- **GIVEN ENTRIES**:
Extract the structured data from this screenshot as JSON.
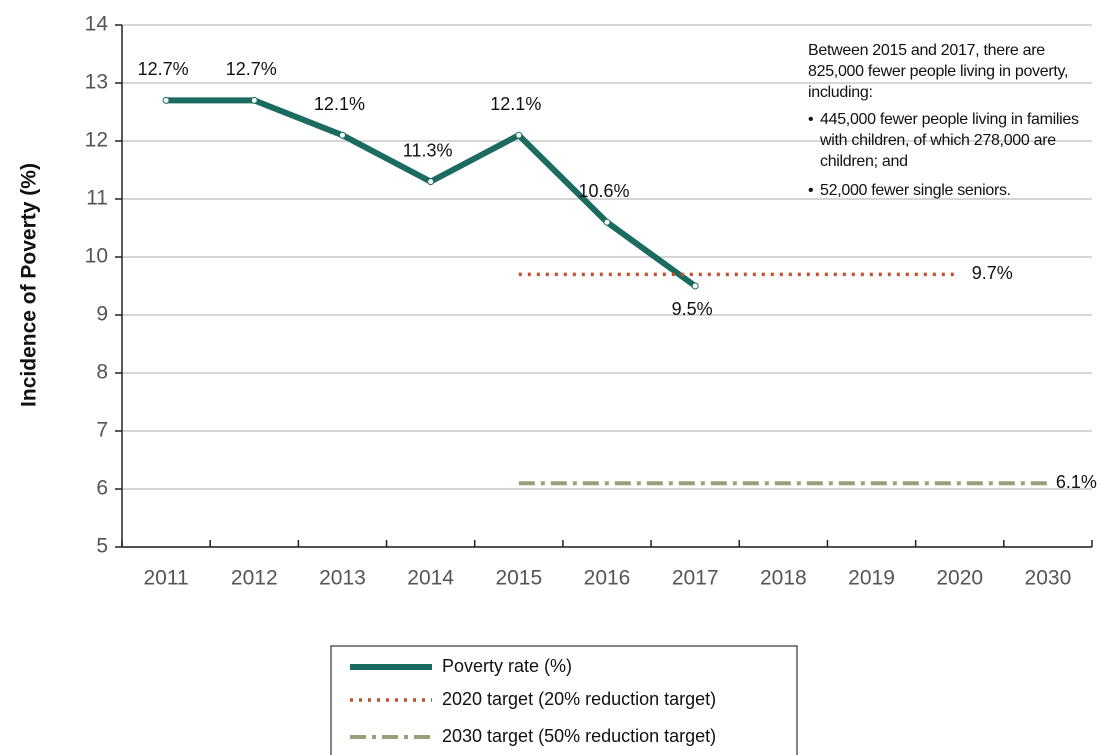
{
  "chart_data": {
    "type": "line",
    "y_label": "Incidence of Poverty (%)",
    "categories": [
      "2011",
      "2012",
      "2013",
      "2014",
      "2015",
      "2016",
      "2017",
      "2018",
      "2019",
      "2020",
      "2030"
    ],
    "ylim": [
      5,
      14
    ],
    "yticks": [
      5,
      6,
      7,
      8,
      9,
      10,
      11,
      12,
      13,
      14
    ],
    "grid": true,
    "series": [
      {
        "name": "Poverty rate (%)",
        "color": "#1b6b5f",
        "style": "solid",
        "values": [
          12.7,
          12.7,
          12.1,
          11.3,
          12.1,
          10.6,
          9.5,
          null,
          null,
          null,
          null
        ],
        "value_labels": [
          "12.7%",
          "12.7%",
          "12.1%",
          "11.3%",
          "12.1%",
          "10.6%",
          "9.5%",
          null,
          null,
          null,
          null
        ]
      },
      {
        "name": "2020 target (20% reduction target)",
        "color": "#c0502d",
        "style": "dotted",
        "values": [
          null,
          null,
          null,
          null,
          9.7,
          9.7,
          9.7,
          9.7,
          9.7,
          9.7,
          null
        ],
        "value_labels": [
          null,
          null,
          null,
          null,
          null,
          null,
          null,
          null,
          null,
          "9.7%",
          null
        ]
      },
      {
        "name": "2030 target (50% reduction target)",
        "color": "#9a9e7b",
        "style": "dashdot",
        "values": [
          null,
          null,
          null,
          null,
          6.1,
          6.1,
          6.1,
          6.1,
          6.1,
          6.1,
          6.1
        ],
        "value_labels": [
          null,
          null,
          null,
          null,
          null,
          null,
          null,
          null,
          null,
          null,
          "6.1%"
        ]
      }
    ],
    "annotation": {
      "intro": "Between 2015 and 2017, there are 825,000 fewer people living in poverty, including:",
      "bullets": [
        "445,000 fewer people living in families with children, of which 278,000 are children; and",
        "52,000 fewer single seniors."
      ]
    }
  }
}
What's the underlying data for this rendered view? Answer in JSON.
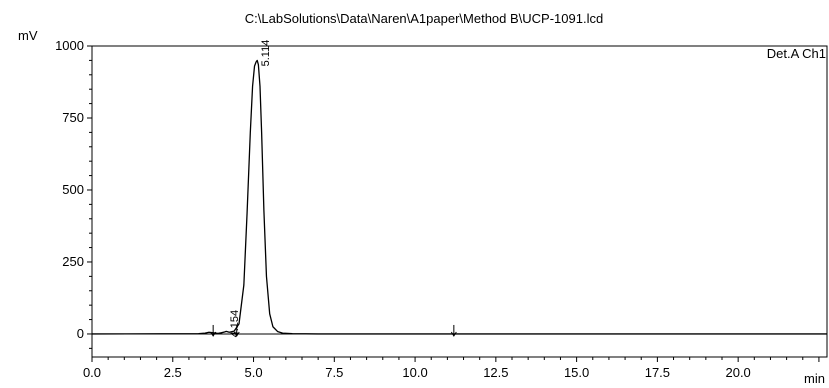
{
  "chart_data": {
    "type": "line",
    "title": "C:\\LabSolutions\\Data\\Naren\\A1paper\\Method B\\UCP-1091.lcd",
    "detector_label": "Det.A Ch1",
    "ylabel": "mV",
    "xlabel": "min",
    "xlim": [
      0,
      22.75
    ],
    "ylim": [
      -80,
      1000
    ],
    "x_ticks": [
      0.0,
      2.5,
      5.0,
      7.5,
      10.0,
      12.5,
      15.0,
      17.5,
      20.0
    ],
    "x_tick_labels": [
      "0.0",
      "2.5",
      "5.0",
      "7.5",
      "10.0",
      "12.5",
      "15.0",
      "17.5",
      "20.0"
    ],
    "y_ticks": [
      0,
      250,
      500,
      750,
      1000
    ],
    "y_tick_labels": [
      "0",
      "250",
      "500",
      "750",
      "1000"
    ],
    "grid": false,
    "series": [
      {
        "x": [
          0.0,
          3.3,
          3.5,
          3.62,
          3.75,
          3.9,
          4.0,
          4.1,
          4.154,
          4.25,
          4.4,
          4.55,
          4.7,
          4.8,
          4.9,
          4.97,
          5.03,
          5.08,
          5.114,
          5.15,
          5.2,
          5.25,
          5.32,
          5.4,
          5.5,
          5.6,
          5.75,
          5.9,
          6.2,
          7.0,
          11.2,
          22.75
        ],
        "y": [
          0,
          1,
          3,
          6,
          4,
          2,
          4,
          7,
          9,
          6,
          10,
          35,
          170,
          420,
          700,
          860,
          930,
          945,
          950,
          935,
          860,
          700,
          430,
          200,
          70,
          25,
          8,
          3,
          1,
          0,
          0,
          0
        ],
        "color": "#000000"
      }
    ],
    "peaks": [
      {
        "label": "4.154",
        "rt": 4.154,
        "height": 9
      },
      {
        "label": "5.114",
        "rt": 5.114,
        "height": 950
      }
    ],
    "event_markers": [
      3.75,
      4.48,
      11.2
    ]
  }
}
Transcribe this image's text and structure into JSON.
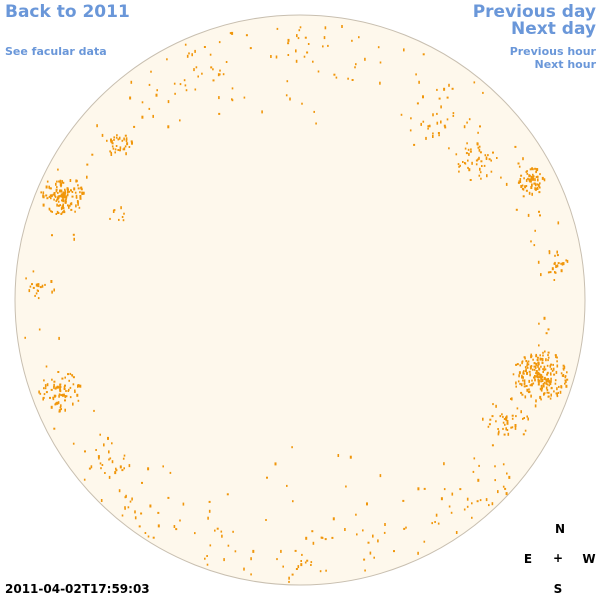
{
  "nav": {
    "back_label": "Back to 2011",
    "facular_label": "See facular data",
    "prev_day_label": "Previous day",
    "next_day_label": "Next day",
    "prev_hour_label": "Previous hour",
    "next_hour_label": "Next hour"
  },
  "timestamp": "2011-04-02T17:59:03",
  "compass": {
    "north": "N",
    "east": "E",
    "center": "+",
    "west": "W",
    "south": "S"
  },
  "colors": {
    "link": "#6a97d9",
    "disk_fill": "#fef8ec",
    "disk_edge": "#c8bfb0",
    "facula": "#f0960a"
  }
}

- **WHAT IS ASKED**:
Copy every line that includes the string "this" from the material above.

- **CORRECT OUTPUT**:
Extract the structured data from this screenshot as JSON.
What's the underlying data for this rendered view? Answer in JSON.
Transcribe this image's text and structure into JSON.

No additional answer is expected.